** Begin **
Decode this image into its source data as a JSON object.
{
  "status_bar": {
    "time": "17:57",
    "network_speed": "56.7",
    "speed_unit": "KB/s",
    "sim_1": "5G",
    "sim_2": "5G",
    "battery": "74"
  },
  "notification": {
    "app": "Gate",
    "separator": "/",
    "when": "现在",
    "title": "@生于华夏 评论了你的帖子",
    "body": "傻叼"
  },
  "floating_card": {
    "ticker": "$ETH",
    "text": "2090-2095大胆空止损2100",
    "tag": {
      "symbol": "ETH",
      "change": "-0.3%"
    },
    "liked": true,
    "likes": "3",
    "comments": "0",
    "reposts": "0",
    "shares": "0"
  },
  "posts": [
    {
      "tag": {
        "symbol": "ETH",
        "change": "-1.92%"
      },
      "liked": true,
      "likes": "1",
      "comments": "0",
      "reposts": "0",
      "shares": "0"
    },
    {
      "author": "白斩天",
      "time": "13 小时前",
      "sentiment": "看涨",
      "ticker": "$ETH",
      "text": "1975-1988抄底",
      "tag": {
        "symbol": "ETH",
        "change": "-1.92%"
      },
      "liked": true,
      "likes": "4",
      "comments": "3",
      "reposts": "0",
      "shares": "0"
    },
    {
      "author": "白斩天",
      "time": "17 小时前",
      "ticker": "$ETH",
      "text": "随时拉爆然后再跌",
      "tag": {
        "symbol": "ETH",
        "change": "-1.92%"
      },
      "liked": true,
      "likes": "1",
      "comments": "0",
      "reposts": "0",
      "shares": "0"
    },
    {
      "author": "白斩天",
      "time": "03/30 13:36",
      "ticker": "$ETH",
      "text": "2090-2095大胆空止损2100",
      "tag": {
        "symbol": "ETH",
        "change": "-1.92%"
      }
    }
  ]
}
** End **
Write out the entire listing exactly.

Solution to this exercise ->
Decode this image into its source data as a JSON object.
{
  "status_bar": {
    "time": "17:57",
    "network_speed": "56.7",
    "speed_unit": "KB/s",
    "sim_1": "5G",
    "sim_2": "5G",
    "battery": "74"
  },
  "notification": {
    "app": "Gate",
    "separator": "/",
    "when": "现在",
    "title": "@生于华夏 评论了你的帖子",
    "body": "傻叼"
  },
  "floating_card": {
    "ticker": "$ETH",
    "text": "2090-2095大胆空止损2100",
    "tag": {
      "symbol": "ETH",
      "change": "-0.3%"
    },
    "liked": true,
    "likes": "3",
    "comments": "0",
    "reposts": "0",
    "shares": "0"
  },
  "posts": [
    {
      "tag": {
        "symbol": "ETH",
        "change": "-1.92%"
      },
      "liked": true,
      "likes": "1",
      "comments": "0",
      "reposts": "0",
      "shares": "0"
    },
    {
      "author": "白斩天",
      "time": "13 小时前",
      "sentiment": "看涨",
      "ticker": "$ETH",
      "text": "1975-1988抄底",
      "tag": {
        "symbol": "ETH",
        "change": "-1.92%"
      },
      "liked": true,
      "likes": "4",
      "comments": "3",
      "reposts": "0",
      "shares": "0"
    },
    {
      "author": "白斩天",
      "time": "17 小时前",
      "ticker": "$ETH",
      "text": "随时拉爆然后再跌",
      "tag": {
        "symbol": "ETH",
        "change": "-1.92%"
      },
      "liked": true,
      "likes": "1",
      "comments": "0",
      "reposts": "0",
      "shares": "0"
    },
    {
      "author": "白斩天",
      "time": "03/30 13:36",
      "ticker": "$ETH",
      "text": "2090-2095大胆空止损2100",
      "tag": {
        "symbol": "ETH",
        "change": "-1.92%"
      }
    }
  ]
}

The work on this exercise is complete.